# What this task involves
Among the lines below, how many carry the string "cyclomatic"? Reply with a number and nothing else.

Records:
────

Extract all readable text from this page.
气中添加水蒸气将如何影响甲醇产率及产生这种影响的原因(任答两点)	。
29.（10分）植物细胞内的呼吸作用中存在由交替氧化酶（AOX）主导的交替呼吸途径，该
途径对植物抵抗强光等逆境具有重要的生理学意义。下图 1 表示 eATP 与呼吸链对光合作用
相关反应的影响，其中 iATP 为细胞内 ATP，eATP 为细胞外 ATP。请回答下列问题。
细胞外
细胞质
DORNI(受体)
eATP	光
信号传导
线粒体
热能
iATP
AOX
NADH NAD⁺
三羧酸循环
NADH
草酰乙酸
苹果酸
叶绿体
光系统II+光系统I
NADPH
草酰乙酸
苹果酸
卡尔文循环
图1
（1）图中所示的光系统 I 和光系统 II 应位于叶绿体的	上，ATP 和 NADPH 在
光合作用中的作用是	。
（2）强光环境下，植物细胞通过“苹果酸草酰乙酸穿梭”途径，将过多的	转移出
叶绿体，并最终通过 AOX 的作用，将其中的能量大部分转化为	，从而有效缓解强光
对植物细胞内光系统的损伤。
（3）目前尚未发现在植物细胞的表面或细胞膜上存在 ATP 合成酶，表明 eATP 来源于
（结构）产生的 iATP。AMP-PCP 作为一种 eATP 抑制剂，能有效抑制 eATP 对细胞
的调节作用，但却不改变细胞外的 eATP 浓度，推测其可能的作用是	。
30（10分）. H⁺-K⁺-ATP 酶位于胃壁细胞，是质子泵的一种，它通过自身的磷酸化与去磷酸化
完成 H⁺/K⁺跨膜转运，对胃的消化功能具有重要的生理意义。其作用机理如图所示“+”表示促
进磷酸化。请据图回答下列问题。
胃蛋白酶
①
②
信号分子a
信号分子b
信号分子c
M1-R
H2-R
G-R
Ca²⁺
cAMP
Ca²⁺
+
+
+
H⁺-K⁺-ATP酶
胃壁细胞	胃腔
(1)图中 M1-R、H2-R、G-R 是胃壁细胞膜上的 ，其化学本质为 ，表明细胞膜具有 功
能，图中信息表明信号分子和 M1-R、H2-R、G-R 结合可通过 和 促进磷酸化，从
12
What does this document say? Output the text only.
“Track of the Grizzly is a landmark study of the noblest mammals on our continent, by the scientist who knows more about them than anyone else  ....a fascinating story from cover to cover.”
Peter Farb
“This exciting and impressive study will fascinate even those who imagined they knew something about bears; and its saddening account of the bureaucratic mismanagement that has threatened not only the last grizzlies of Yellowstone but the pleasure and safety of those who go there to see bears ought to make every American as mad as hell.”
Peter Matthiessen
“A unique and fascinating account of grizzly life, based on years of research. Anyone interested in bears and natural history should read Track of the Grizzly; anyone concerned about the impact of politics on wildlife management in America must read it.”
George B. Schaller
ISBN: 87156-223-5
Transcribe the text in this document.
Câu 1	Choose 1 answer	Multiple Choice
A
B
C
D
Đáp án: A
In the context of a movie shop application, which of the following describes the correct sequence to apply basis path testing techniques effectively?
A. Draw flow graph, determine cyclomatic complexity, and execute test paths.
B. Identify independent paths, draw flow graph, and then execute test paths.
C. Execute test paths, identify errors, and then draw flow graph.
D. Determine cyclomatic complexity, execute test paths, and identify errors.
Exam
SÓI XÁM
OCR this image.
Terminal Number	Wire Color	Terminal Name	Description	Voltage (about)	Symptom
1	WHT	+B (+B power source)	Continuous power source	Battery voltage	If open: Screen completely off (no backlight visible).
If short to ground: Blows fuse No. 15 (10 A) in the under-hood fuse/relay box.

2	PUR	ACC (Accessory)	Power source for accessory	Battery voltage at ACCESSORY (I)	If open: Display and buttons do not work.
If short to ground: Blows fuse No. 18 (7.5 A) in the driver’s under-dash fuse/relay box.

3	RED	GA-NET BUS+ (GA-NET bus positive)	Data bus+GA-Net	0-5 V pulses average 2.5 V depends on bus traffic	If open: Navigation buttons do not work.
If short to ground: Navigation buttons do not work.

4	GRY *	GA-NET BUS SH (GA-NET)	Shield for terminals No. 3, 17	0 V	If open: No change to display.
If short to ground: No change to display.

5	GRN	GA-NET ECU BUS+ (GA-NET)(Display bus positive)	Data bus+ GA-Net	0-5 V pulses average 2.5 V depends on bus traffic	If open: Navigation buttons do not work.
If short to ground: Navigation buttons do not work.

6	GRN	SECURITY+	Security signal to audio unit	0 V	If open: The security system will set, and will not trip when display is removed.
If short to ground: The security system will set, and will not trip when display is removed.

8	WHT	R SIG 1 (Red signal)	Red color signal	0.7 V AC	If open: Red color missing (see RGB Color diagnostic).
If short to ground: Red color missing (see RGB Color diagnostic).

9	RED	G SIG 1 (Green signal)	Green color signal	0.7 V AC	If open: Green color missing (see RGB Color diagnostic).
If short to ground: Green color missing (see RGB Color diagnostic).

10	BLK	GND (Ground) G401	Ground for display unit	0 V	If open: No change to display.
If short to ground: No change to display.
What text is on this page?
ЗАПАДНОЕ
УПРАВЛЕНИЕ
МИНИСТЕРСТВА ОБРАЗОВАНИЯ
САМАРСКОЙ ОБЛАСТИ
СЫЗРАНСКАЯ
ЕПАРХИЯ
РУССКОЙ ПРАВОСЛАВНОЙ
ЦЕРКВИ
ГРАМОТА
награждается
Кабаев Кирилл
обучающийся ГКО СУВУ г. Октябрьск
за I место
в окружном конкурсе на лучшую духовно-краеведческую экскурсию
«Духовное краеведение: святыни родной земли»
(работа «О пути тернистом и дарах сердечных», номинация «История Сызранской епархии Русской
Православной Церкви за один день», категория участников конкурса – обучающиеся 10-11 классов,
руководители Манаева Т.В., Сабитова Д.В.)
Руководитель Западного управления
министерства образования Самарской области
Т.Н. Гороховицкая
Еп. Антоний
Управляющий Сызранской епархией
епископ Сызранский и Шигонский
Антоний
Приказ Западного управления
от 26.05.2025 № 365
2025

────

# Task solution
2